→ Material for this task
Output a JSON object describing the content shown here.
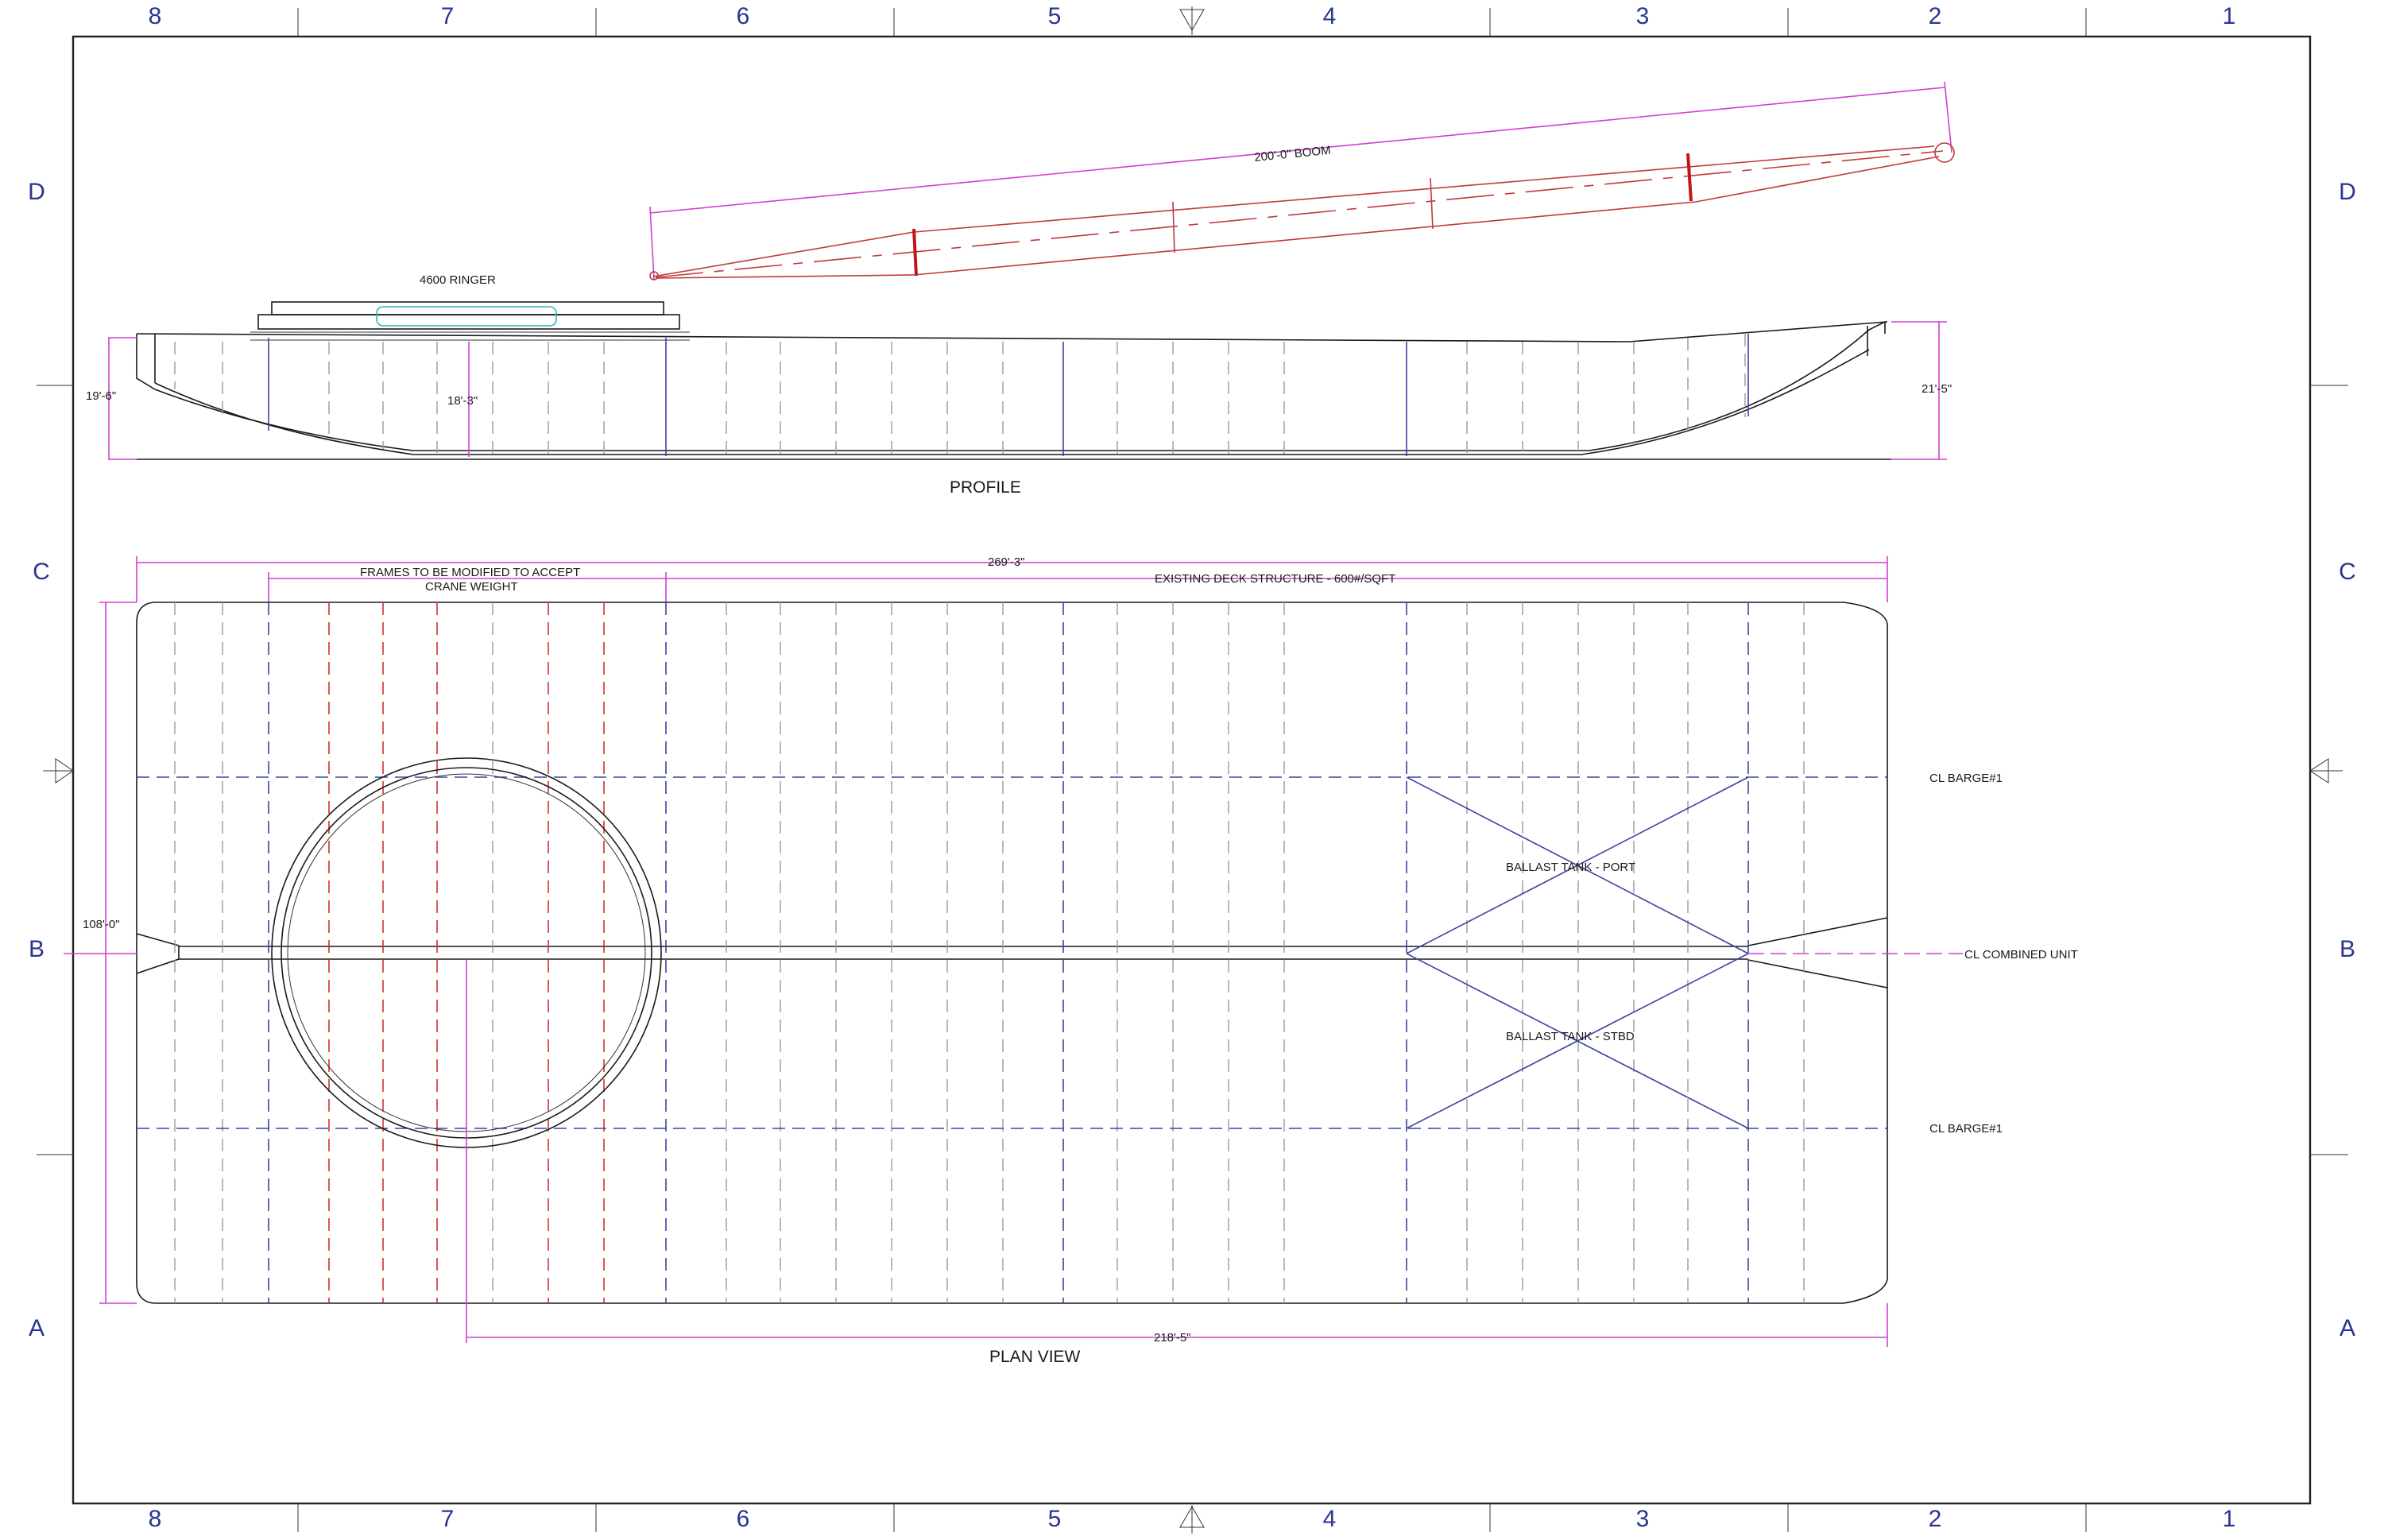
{
  "border": {
    "columns": [
      "8",
      "7",
      "6",
      "5",
      "4",
      "3",
      "2",
      "1"
    ],
    "rows": [
      "D",
      "C",
      "B",
      "A"
    ]
  },
  "profile": {
    "title": "PROFILE",
    "boom_label": "200'-0\" BOOM",
    "ringer_label": "4600 RINGER",
    "dim_left": "19'-6\"",
    "dim_mid": "18'-3\"",
    "dim_right": "21'-5\""
  },
  "plan": {
    "title": "PLAN VIEW",
    "dim_overall": "269'-3\"",
    "dim_frames_line1": "FRAMES TO BE MODIFIED TO ACCEPT",
    "dim_frames_line2": "CRANE WEIGHT",
    "dim_existing": "EXISTING DECK STRUCTURE - 600#/SQFT",
    "dim_width": "108'-0\"",
    "dim_bottom": "218'-5\"",
    "cl_barge_top": "CL BARGE#1",
    "cl_combined": "CL COMBINED UNIT",
    "cl_barge_bottom": "CL BARGE#1",
    "ballast_port": "BALLAST TANK - PORT",
    "ballast_stbd": "BALLAST TANK - STBD"
  },
  "colors": {
    "dimension": "#d040d0",
    "structure_blue": "#3a44a0",
    "modified_red": "#d03030",
    "outline": "#1a1a1a"
  }
}
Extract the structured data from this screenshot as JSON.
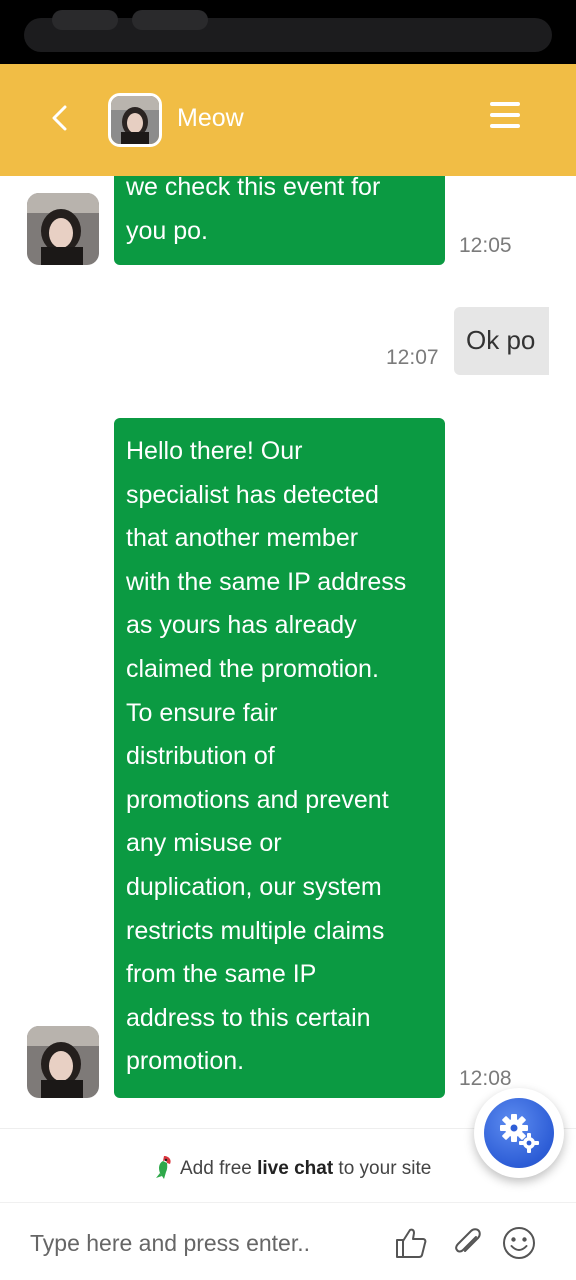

→ Requirements
Copy the listing word for word, excluding its pictures.

→ The reply
Output a JSON object describing the content shown here.
{
  "border": {
    "columns": [
      "8",
      "7",
      "6",
      "5",
      "4",
      "3",
      "2",
      "1"
    ],
    "rows": [
      "D",
      "C",
      "B",
      "A"
    ]
  },
  "profile": {
    "title": "PROFILE",
    "boom_label": "200'-0\" BOOM",
    "ringer_label": "4600 RINGER",
    "dim_left": "19'-6\"",
    "dim_mid": "18'-3\"",
    "dim_right": "21'-5\""
  },
  "plan": {
    "title": "PLAN VIEW",
    "dim_overall": "269'-3\"",
    "dim_frames_line1": "FRAMES TO BE MODIFIED TO ACCEPT",
    "dim_frames_line2": "CRANE WEIGHT",
    "dim_existing": "EXISTING DECK STRUCTURE - 600#/SQFT",
    "dim_width": "108'-0\"",
    "dim_bottom": "218'-5\"",
    "cl_barge_top": "CL BARGE#1",
    "cl_combined": "CL COMBINED UNIT",
    "cl_barge_bottom": "CL BARGE#1",
    "ballast_port": "BALLAST TANK - PORT",
    "ballast_stbd": "BALLAST TANK - STBD"
  },
  "colors": {
    "dimension": "#d040d0",
    "structure_blue": "#3a44a0",
    "modified_red": "#d03030",
    "outline": "#1a1a1a"
  }
}
Extract the structured data from this screenshot as JSON.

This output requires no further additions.